= WORK TO BE COMPLETED =
Each line of the material below should be reproduced exactly.

===== INPUT MATERIAL

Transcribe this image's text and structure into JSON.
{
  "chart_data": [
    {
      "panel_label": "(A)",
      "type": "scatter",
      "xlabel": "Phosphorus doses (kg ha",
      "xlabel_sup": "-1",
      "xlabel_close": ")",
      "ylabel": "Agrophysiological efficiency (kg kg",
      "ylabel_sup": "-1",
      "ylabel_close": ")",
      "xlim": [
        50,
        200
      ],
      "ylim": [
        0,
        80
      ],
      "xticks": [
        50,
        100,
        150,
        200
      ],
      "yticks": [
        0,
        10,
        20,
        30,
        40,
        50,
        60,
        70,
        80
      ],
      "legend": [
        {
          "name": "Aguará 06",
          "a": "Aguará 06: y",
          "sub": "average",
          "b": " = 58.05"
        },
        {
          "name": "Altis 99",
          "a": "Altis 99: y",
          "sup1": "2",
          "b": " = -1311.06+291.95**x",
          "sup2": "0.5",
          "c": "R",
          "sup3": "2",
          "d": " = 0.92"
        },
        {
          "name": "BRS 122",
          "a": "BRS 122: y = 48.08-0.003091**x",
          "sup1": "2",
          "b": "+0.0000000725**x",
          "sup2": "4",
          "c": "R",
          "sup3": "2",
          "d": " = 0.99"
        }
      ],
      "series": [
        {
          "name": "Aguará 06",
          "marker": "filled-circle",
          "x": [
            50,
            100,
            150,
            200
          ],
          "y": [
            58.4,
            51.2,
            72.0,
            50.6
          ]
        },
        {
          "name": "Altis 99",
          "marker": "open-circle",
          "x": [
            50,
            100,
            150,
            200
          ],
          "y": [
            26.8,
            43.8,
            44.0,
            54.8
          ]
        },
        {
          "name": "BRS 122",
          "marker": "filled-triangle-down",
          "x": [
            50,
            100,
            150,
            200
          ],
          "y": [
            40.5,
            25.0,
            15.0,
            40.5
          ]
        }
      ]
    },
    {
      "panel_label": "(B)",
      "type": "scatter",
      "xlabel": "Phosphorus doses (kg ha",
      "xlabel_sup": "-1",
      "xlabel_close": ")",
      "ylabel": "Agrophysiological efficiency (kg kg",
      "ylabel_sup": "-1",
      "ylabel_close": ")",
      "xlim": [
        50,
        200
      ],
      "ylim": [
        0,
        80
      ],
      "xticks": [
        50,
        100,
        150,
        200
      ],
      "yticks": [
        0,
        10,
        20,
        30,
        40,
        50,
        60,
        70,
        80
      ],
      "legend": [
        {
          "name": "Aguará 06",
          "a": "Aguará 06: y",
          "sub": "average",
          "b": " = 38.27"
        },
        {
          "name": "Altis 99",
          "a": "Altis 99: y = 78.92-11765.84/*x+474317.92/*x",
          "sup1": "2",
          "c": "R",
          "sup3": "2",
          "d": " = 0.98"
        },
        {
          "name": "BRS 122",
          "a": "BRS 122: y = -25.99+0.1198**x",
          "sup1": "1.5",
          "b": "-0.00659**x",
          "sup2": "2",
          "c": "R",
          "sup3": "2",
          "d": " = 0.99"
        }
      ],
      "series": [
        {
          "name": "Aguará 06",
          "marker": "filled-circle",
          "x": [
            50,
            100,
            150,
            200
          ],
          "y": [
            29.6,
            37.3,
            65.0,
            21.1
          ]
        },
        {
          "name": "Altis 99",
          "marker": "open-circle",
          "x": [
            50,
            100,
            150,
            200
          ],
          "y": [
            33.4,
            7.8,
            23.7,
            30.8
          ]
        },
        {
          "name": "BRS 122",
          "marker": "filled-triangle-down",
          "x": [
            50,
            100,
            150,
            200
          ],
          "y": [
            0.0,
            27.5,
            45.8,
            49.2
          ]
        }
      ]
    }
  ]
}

==========

= ANSWER TO THIS EXERCISE =
Transcribe this image's text and structure into JSON.
{
  "chart_data": [
    {
      "panel_label": "(A)",
      "type": "scatter",
      "xlabel": "Phosphorus doses (kg ha",
      "xlabel_sup": "-1",
      "xlabel_close": ")",
      "ylabel": "Agrophysiological efficiency (kg kg",
      "ylabel_sup": "-1",
      "ylabel_close": ")",
      "xlim": [
        50,
        200
      ],
      "ylim": [
        0,
        80
      ],
      "xticks": [
        50,
        100,
        150,
        200
      ],
      "yticks": [
        0,
        10,
        20,
        30,
        40,
        50,
        60,
        70,
        80
      ],
      "legend": [
        {
          "name": "Aguará 06",
          "a": "Aguará 06: y",
          "sub": "average",
          "b": " = 58.05"
        },
        {
          "name": "Altis 99",
          "a": "Altis 99: y",
          "sup1": "2",
          "b": " = -1311.06+291.95**x",
          "sup2": "0.5",
          "c": "R",
          "sup3": "2",
          "d": " = 0.92"
        },
        {
          "name": "BRS 122",
          "a": "BRS 122: y = 48.08-0.003091**x",
          "sup1": "2",
          "b": "+0.0000000725**x",
          "sup2": "4",
          "c": "R",
          "sup3": "2",
          "d": " = 0.99"
        }
      ],
      "series": [
        {
          "name": "Aguará 06",
          "marker": "filled-circle",
          "x": [
            50,
            100,
            150,
            200
          ],
          "y": [
            58.4,
            51.2,
            72.0,
            50.6
          ]
        },
        {
          "name": "Altis 99",
          "marker": "open-circle",
          "x": [
            50,
            100,
            150,
            200
          ],
          "y": [
            26.8,
            43.8,
            44.0,
            54.8
          ]
        },
        {
          "name": "BRS 122",
          "marker": "filled-triangle-down",
          "x": [
            50,
            100,
            150,
            200
          ],
          "y": [
            40.5,
            25.0,
            15.0,
            40.5
          ]
        }
      ]
    },
    {
      "panel_label": "(B)",
      "type": "scatter",
      "xlabel": "Phosphorus doses (kg ha",
      "xlabel_sup": "-1",
      "xlabel_close": ")",
      "ylabel": "Agrophysiological efficiency (kg kg",
      "ylabel_sup": "-1",
      "ylabel_close": ")",
      "xlim": [
        50,
        200
      ],
      "ylim": [
        0,
        80
      ],
      "xticks": [
        50,
        100,
        150,
        200
      ],
      "yticks": [
        0,
        10,
        20,
        30,
        40,
        50,
        60,
        70,
        80
      ],
      "legend": [
        {
          "name": "Aguará 06",
          "a": "Aguará 06: y",
          "sub": "average",
          "b": " = 38.27"
        },
        {
          "name": "Altis 99",
          "a": "Altis 99: y = 78.92-11765.84/*x+474317.92/*x",
          "sup1": "2",
          "c": "R",
          "sup3": "2",
          "d": " = 0.98"
        },
        {
          "name": "BRS 122",
          "a": "BRS 122: y = -25.99+0.1198**x",
          "sup1": "1.5",
          "b": "-0.00659**x",
          "sup2": "2",
          "c": "R",
          "sup3": "2",
          "d": " = 0.99"
        }
      ],
      "series": [
        {
          "name": "Aguará 06",
          "marker": "filled-circle",
          "x": [
            50,
            100,
            150,
            200
          ],
          "y": [
            29.6,
            37.3,
            65.0,
            21.1
          ]
        },
        {
          "name": "Altis 99",
          "marker": "open-circle",
          "x": [
            50,
            100,
            150,
            200
          ],
          "y": [
            33.4,
            7.8,
            23.7,
            30.8
          ]
        },
        {
          "name": "BRS 122",
          "marker": "filled-triangle-down",
          "x": [
            50,
            100,
            150,
            200
          ],
          "y": [
            0.0,
            27.5,
            45.8,
            49.2
          ]
        }
      ]
    }
  ]
}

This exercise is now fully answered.